───── MATERIAL SHOWN

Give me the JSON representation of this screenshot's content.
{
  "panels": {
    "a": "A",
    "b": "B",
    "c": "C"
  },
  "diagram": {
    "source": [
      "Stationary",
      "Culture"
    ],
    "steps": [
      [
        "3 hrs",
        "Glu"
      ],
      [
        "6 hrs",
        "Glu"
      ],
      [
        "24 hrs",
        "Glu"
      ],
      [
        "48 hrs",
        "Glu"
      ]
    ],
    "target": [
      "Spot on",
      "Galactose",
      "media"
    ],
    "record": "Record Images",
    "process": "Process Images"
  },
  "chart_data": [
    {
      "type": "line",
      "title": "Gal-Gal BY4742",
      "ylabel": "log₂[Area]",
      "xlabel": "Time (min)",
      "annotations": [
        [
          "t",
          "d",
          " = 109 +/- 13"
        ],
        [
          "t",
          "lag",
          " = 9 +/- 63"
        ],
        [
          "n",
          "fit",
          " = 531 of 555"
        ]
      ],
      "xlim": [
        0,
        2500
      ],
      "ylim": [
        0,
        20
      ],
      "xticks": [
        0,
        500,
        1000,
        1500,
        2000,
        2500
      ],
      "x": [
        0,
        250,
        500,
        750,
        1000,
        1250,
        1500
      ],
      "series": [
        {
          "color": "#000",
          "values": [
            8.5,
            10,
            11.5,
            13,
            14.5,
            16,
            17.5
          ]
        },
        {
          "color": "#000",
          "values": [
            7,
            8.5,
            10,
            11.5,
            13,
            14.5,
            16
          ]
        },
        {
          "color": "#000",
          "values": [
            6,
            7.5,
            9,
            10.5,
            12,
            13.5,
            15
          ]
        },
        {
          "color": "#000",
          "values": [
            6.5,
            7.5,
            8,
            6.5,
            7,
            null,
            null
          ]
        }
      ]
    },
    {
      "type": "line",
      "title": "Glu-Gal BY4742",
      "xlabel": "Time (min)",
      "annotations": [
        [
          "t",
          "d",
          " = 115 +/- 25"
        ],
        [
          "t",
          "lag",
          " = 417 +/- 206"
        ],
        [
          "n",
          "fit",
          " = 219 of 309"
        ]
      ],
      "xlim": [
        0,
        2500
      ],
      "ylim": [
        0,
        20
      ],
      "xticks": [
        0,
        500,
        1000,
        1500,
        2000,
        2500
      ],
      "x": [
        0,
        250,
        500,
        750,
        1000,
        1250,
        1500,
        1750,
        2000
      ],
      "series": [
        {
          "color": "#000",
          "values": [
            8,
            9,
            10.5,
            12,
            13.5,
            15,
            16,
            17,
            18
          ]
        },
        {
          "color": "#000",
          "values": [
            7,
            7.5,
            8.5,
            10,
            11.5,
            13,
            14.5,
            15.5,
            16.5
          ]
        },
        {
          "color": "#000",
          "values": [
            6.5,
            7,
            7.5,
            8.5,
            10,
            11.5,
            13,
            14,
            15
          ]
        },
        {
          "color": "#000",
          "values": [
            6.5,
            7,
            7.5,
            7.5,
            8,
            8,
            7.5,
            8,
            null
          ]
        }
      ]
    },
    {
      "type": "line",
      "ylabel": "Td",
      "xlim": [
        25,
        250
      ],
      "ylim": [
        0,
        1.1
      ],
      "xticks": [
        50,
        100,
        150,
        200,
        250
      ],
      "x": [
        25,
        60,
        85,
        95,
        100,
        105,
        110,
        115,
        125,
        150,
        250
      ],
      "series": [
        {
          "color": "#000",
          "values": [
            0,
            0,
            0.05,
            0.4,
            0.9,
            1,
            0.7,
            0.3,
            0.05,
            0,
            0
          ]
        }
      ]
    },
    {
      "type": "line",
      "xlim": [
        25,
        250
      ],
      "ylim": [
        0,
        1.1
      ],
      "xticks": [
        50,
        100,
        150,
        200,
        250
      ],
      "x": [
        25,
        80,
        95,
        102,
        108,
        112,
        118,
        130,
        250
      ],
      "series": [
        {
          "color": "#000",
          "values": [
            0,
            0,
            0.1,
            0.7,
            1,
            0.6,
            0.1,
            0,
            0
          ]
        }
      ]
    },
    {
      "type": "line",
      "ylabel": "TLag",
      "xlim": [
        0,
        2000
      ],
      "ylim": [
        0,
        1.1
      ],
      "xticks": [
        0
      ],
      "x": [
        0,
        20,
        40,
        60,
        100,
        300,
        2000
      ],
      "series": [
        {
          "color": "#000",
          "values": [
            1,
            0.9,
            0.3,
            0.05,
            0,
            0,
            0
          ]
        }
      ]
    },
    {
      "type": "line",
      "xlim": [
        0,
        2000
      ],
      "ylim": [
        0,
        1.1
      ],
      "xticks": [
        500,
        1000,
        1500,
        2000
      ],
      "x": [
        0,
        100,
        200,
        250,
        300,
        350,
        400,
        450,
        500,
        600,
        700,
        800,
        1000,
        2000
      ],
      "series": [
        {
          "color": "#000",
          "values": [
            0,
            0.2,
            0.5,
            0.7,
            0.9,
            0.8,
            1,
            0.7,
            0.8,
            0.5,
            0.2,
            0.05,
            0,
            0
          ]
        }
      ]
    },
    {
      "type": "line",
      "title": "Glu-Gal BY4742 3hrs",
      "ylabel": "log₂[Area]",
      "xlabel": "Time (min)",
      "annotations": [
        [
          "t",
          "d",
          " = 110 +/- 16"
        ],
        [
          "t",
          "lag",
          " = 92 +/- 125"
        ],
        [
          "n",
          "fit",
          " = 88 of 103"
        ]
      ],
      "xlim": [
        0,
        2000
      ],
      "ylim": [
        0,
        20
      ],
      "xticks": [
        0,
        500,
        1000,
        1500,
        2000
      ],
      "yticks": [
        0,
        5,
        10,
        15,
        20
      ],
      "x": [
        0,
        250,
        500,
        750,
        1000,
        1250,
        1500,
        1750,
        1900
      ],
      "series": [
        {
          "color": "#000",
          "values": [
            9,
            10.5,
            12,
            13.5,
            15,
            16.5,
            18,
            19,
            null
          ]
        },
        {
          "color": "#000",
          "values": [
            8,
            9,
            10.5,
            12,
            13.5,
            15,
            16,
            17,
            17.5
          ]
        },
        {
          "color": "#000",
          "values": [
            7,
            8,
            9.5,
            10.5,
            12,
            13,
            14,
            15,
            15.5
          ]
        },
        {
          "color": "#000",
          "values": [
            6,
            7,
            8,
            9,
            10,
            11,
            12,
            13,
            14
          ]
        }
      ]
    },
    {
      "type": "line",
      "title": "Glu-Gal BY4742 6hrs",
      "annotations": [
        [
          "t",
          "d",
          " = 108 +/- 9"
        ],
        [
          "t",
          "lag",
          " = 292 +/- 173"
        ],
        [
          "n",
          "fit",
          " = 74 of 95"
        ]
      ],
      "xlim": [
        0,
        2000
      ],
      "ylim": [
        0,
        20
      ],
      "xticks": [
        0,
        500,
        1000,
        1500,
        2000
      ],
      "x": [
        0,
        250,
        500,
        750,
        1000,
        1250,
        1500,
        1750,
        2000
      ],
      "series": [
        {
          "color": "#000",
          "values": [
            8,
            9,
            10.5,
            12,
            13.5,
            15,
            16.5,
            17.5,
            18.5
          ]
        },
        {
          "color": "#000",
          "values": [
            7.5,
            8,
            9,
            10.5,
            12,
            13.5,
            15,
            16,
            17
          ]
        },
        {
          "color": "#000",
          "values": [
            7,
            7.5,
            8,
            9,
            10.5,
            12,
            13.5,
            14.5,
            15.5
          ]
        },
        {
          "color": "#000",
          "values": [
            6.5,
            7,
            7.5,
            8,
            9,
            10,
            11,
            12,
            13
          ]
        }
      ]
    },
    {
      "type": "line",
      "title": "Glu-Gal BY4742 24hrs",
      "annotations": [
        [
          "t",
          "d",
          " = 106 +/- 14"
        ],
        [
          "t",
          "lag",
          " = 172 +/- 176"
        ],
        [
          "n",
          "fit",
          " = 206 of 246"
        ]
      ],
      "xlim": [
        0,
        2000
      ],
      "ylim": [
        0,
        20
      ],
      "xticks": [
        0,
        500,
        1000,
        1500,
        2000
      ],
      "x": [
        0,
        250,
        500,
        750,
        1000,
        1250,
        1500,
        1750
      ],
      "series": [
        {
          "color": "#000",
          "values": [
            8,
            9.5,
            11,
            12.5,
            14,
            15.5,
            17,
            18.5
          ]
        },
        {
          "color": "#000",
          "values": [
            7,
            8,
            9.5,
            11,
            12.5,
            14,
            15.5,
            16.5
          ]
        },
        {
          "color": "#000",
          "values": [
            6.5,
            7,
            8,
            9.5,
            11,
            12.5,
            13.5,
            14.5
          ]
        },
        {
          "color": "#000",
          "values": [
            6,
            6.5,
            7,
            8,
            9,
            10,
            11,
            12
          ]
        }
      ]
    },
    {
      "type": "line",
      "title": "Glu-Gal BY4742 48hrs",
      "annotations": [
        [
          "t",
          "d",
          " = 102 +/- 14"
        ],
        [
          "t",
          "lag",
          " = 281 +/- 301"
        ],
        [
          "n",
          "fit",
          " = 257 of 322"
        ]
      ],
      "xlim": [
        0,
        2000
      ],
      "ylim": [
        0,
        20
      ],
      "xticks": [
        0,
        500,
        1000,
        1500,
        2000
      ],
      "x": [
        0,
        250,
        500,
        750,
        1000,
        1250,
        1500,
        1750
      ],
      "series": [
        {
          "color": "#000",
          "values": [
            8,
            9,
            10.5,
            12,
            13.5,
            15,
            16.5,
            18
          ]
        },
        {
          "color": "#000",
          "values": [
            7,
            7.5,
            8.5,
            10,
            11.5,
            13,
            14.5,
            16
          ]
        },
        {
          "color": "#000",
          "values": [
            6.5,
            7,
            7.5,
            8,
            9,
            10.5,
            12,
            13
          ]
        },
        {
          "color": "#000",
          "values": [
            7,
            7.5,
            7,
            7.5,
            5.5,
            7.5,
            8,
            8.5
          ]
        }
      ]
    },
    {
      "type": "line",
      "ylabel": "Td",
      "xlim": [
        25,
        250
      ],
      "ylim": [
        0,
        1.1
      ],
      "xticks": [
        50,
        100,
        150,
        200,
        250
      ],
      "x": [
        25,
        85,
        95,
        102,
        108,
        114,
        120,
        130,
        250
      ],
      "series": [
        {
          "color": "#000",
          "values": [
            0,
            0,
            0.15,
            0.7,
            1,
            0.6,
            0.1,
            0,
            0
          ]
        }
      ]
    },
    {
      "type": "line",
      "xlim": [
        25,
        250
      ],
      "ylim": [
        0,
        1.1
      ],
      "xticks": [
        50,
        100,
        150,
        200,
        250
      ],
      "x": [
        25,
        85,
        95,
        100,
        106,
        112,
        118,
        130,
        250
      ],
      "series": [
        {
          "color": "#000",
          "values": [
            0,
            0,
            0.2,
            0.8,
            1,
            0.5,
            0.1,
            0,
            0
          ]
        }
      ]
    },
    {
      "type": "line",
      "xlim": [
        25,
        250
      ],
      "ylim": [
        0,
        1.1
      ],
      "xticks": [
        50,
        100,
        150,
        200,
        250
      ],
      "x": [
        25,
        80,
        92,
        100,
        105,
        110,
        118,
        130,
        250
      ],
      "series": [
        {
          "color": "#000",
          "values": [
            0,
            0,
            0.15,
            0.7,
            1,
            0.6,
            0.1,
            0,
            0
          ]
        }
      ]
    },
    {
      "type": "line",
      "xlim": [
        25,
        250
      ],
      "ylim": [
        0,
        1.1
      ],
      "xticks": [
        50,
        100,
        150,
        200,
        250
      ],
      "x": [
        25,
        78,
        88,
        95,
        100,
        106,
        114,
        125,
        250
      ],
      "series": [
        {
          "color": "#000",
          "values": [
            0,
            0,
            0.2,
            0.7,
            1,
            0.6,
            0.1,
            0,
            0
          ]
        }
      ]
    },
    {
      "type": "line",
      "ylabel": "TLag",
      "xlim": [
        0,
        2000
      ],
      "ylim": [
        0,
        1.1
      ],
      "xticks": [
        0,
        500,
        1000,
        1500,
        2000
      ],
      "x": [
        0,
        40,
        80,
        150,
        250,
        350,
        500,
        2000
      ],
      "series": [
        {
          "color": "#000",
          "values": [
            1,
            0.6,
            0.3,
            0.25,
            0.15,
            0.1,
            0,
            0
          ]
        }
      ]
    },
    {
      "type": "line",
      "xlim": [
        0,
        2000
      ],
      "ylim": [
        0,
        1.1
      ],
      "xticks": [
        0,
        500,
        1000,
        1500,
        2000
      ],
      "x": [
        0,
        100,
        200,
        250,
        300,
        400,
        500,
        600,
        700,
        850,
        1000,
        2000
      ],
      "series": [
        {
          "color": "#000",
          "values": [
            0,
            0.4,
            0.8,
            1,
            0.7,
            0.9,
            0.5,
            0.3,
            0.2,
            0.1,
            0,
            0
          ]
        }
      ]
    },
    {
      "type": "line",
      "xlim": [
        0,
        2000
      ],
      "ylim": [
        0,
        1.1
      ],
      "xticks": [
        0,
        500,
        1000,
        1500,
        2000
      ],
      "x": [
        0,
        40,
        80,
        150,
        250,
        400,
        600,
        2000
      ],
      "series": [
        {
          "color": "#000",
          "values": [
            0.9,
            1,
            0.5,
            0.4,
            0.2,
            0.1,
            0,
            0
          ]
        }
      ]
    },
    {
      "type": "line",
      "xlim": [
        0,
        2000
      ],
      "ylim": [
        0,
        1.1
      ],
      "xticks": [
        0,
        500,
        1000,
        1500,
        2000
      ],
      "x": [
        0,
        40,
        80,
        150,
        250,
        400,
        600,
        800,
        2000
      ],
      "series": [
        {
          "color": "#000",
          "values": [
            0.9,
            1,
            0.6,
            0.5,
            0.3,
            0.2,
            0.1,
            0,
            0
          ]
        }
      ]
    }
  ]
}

──────────

◆ WRITTEN EXERCISE ◆
Only the number is wanted: how many lines of these entries contain the string "title"?

◆ EXERCISE SOLUTION ◆
6